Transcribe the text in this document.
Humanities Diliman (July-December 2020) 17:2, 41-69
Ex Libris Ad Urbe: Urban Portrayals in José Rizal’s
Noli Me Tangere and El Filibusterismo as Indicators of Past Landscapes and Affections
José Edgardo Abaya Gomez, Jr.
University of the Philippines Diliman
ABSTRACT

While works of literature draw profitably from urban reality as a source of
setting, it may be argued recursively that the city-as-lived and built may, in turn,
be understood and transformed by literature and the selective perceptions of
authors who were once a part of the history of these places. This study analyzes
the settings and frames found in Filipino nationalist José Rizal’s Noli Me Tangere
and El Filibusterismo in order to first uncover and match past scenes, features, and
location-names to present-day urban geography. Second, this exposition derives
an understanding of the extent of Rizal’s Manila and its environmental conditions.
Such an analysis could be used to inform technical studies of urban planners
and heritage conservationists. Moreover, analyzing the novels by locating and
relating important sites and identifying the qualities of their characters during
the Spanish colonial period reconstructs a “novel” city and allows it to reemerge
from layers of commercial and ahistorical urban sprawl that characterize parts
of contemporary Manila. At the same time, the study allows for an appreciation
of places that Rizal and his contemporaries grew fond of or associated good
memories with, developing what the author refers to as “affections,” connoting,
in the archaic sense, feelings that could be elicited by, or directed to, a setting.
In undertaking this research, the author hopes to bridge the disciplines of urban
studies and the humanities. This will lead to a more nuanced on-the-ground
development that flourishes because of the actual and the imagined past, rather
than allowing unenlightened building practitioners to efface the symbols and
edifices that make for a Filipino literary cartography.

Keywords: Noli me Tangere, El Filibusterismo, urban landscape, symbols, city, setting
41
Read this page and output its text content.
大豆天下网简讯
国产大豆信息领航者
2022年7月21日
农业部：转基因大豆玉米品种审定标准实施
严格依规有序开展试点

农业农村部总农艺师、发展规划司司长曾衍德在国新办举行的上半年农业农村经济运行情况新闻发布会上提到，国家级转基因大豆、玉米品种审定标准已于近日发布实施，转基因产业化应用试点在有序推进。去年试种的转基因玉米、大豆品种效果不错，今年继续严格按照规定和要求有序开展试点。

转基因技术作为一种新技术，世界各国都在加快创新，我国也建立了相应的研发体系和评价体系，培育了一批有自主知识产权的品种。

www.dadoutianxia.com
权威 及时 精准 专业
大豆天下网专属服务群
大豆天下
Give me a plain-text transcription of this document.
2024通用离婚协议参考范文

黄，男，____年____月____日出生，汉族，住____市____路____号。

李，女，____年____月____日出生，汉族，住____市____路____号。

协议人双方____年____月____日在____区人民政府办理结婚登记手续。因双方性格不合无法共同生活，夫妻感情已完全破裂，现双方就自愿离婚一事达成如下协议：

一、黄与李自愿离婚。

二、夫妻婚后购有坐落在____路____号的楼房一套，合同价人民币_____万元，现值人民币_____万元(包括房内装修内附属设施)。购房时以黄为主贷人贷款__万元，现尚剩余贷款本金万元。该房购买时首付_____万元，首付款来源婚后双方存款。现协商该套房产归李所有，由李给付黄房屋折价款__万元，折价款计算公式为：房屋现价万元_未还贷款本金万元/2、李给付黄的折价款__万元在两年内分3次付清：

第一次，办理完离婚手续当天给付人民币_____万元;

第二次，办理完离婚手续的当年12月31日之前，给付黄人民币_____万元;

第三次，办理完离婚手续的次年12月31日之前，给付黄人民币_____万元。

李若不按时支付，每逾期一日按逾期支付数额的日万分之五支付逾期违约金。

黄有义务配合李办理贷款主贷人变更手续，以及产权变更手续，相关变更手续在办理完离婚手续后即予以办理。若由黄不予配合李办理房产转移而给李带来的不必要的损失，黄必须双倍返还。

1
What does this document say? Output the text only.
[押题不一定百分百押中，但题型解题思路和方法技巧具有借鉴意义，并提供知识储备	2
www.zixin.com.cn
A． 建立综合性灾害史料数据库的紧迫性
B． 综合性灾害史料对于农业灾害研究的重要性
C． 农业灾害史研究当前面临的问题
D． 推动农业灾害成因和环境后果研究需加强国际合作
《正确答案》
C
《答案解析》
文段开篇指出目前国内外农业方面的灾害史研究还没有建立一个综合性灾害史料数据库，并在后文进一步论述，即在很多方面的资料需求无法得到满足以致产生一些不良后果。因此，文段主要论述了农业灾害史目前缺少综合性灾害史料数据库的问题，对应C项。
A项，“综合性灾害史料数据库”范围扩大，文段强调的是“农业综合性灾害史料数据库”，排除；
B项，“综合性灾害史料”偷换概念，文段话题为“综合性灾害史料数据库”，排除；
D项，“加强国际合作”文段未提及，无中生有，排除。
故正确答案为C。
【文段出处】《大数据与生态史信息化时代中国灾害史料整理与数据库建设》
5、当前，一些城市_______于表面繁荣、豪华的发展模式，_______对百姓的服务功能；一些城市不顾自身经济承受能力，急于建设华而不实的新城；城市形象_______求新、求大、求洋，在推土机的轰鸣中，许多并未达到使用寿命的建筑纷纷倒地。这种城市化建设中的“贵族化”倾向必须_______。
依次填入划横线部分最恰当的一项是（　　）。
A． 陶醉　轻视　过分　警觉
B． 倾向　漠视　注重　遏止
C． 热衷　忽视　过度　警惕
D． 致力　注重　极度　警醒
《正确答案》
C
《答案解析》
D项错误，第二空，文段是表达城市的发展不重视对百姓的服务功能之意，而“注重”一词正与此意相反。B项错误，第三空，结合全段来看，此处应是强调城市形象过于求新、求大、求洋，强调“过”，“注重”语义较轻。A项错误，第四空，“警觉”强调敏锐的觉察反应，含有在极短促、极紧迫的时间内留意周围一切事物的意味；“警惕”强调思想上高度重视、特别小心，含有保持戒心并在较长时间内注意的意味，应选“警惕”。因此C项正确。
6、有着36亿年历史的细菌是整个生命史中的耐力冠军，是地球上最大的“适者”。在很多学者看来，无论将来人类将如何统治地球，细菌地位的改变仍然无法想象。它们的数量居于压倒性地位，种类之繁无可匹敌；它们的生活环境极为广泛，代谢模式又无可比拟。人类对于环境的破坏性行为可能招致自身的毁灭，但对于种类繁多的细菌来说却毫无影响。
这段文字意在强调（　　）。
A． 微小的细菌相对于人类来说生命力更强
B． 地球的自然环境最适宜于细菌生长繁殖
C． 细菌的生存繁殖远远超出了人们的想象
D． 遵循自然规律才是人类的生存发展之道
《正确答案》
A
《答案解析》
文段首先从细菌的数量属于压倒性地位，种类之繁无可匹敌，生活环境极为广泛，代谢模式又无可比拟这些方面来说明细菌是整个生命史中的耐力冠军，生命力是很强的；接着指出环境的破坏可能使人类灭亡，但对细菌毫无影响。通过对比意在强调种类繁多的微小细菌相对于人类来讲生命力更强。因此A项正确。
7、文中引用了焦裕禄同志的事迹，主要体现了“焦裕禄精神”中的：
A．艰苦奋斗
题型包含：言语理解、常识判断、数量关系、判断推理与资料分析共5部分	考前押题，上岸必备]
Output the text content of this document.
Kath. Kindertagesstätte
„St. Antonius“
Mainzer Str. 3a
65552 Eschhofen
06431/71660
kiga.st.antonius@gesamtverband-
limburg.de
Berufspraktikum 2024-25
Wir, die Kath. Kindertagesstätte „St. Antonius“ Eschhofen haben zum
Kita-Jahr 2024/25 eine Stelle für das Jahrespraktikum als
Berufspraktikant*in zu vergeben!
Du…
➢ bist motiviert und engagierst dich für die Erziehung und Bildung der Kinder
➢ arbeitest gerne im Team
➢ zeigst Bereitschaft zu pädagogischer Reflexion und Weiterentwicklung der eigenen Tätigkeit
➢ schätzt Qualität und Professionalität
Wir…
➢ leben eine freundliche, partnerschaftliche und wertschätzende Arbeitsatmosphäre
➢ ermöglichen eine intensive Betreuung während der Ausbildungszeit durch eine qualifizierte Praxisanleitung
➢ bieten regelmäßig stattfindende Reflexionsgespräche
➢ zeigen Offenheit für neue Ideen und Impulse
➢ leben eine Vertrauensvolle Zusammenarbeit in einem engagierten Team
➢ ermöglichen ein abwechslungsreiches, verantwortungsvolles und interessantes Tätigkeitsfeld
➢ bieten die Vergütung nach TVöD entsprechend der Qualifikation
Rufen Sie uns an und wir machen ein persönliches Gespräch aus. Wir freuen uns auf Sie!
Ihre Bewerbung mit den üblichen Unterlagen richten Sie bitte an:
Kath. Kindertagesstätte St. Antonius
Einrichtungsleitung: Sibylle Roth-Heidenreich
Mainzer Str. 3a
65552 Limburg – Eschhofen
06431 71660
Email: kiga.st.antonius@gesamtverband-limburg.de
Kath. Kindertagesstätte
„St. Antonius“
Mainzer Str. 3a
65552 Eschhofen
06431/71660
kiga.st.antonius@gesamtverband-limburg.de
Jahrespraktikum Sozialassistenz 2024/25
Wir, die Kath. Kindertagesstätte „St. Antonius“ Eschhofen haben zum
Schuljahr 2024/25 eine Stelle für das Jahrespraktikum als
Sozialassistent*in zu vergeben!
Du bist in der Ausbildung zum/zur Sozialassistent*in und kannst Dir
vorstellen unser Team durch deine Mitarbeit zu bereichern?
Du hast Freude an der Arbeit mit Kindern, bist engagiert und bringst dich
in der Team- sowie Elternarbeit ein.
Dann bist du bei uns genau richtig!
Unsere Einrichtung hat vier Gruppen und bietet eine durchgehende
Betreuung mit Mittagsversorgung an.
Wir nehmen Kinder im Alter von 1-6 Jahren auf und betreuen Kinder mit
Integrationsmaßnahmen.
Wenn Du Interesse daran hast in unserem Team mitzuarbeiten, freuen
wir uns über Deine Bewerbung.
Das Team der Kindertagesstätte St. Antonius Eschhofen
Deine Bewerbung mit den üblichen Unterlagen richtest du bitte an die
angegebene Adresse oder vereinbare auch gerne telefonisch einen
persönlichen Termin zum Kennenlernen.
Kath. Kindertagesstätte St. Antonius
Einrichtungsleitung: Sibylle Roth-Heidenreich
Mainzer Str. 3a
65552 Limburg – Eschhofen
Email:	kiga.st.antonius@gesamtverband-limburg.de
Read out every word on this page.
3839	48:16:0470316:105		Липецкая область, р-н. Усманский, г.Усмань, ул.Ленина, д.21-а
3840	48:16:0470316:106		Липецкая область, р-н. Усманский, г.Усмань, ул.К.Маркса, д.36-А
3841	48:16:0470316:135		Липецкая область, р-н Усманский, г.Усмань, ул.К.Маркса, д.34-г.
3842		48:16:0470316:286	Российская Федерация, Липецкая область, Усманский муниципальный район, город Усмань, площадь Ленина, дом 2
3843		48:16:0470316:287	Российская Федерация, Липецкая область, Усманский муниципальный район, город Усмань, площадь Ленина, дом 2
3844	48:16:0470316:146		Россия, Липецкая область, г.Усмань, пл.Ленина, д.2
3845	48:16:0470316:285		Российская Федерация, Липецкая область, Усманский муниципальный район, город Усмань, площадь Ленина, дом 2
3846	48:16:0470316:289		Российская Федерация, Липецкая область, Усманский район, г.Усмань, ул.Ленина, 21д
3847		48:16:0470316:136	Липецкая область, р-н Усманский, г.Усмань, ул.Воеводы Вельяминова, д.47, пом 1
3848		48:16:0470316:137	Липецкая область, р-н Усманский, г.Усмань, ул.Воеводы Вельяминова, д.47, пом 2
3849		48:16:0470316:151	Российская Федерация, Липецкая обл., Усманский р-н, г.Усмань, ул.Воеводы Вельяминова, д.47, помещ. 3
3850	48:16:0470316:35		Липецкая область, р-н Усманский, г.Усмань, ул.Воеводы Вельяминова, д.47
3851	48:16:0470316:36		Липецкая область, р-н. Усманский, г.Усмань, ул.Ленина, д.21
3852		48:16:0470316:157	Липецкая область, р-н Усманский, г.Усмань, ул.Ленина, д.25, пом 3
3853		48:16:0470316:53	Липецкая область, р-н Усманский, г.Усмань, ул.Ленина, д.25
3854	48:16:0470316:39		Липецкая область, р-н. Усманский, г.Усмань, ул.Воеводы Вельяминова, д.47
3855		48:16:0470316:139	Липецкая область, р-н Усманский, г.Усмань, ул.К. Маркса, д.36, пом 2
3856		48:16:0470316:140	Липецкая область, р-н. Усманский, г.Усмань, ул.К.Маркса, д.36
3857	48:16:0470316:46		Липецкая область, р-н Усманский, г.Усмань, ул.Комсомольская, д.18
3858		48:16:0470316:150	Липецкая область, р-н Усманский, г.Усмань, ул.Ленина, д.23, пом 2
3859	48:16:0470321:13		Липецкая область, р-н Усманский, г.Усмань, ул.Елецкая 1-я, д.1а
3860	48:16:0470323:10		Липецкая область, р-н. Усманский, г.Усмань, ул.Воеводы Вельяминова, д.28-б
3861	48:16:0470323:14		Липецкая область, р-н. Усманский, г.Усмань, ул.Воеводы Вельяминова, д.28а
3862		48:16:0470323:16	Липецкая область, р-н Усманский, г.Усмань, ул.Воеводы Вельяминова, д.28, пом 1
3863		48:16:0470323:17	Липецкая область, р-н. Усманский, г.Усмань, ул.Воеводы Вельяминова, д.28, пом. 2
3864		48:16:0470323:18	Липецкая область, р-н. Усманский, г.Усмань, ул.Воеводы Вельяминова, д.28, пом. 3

------

**Written request**.
Scan the data above and copy every line with "город" in it.

**Output for this task**.
3842		48:16:0470316:286	Российская Федерация, Липецкая область, Усманский муниципальный район, город Усмань, площадь Ленина, дом 2
3843		48:16:0470316:287	Российская Федерация, Липецкая область, Усманский муниципальный район, город Усмань, площадь Ленина, дом 2
3845	48:16:0470316:285		Российская Федерация, Липецкая область, Усманский муниципальный район, город Усмань, площадь Ленина, дом 2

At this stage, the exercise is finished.